**THE EXERCISE**
In the part of the listing that opens with the line containing "room-name: Житлова кімната" and closes with the line containing "wall-bath-bottom-right [217, 219, 303, 233]", can you swap "partitions" for "partition-walls" and give back only those lines, with everything else unchanged?

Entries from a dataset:
[BEGIN]
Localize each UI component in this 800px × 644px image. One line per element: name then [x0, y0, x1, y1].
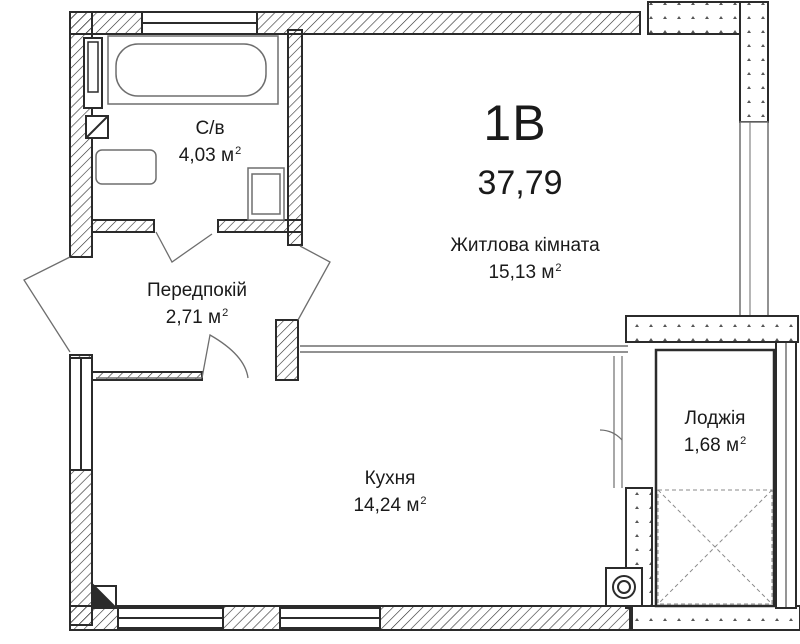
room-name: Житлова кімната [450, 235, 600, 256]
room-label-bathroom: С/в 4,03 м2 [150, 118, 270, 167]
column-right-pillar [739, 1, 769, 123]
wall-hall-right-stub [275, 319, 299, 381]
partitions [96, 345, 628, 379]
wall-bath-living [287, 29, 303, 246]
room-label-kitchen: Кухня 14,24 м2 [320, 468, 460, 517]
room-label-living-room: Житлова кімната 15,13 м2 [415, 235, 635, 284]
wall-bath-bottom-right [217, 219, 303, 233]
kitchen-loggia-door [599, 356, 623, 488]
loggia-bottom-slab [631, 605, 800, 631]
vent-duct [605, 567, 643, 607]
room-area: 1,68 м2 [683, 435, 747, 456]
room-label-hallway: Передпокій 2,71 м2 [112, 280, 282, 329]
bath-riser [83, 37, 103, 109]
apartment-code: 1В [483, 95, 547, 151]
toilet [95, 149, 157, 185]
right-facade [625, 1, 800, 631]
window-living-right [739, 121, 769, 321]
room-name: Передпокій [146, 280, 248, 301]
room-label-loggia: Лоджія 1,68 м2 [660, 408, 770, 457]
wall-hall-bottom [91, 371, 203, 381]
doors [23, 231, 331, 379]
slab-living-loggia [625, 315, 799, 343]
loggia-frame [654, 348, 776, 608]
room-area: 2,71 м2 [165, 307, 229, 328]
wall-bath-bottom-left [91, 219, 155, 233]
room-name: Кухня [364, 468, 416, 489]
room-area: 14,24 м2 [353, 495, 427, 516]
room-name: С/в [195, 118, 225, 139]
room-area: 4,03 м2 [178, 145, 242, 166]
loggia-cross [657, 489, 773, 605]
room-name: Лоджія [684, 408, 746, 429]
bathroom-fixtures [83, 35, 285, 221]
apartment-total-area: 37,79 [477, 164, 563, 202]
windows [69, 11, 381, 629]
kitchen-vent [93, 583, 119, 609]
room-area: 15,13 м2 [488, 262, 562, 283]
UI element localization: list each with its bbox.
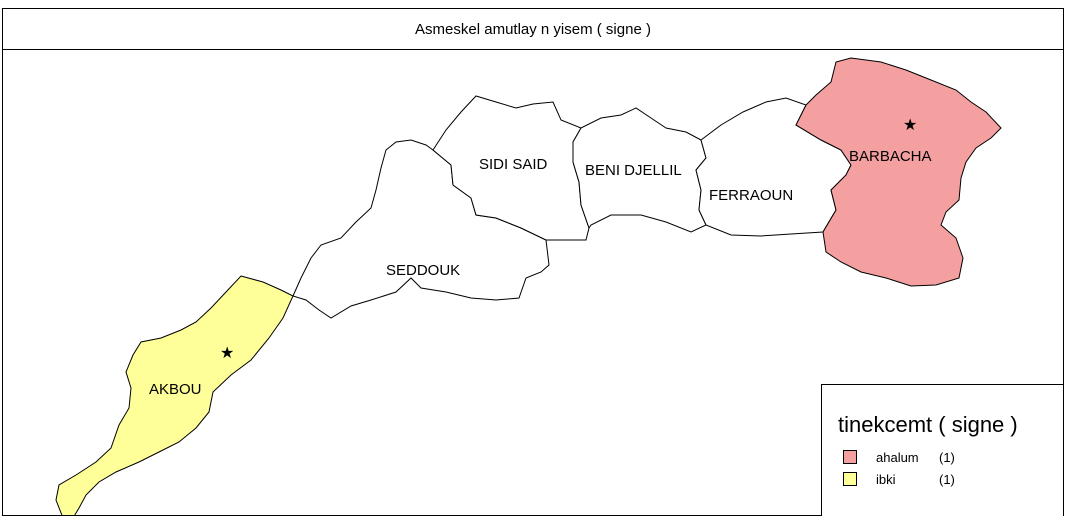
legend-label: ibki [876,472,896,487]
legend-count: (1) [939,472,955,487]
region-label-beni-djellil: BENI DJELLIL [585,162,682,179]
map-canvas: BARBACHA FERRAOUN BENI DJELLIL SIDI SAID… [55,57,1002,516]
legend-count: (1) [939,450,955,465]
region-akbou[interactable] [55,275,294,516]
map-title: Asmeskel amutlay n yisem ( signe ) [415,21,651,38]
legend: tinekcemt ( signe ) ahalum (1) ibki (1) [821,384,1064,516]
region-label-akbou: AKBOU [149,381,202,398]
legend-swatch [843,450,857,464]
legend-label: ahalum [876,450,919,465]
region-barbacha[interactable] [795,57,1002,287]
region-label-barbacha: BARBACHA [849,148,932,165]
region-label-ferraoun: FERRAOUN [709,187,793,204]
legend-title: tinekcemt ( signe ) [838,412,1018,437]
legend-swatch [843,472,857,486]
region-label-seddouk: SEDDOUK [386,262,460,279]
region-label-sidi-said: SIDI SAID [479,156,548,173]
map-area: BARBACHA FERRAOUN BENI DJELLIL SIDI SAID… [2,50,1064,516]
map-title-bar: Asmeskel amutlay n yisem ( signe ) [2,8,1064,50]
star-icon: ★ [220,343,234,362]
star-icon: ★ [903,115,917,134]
[END]
**WORKED ANSWER**
room-name: Житлова кімната [450, 235, 600, 256]
room-label-bathroom: С/в 4,03 м2 [150, 118, 270, 167]
column-right-pillar [739, 1, 769, 123]
wall-hall-right-stub [275, 319, 299, 381]
partition-walls [96, 345, 628, 379]
wall-bath-living [287, 29, 303, 246]
room-label-kitchen: Кухня 14,24 м2 [320, 468, 460, 517]
room-label-living-room: Житлова кімната 15,13 м2 [415, 235, 635, 284]
wall-bath-bottom-right [217, 219, 303, 233]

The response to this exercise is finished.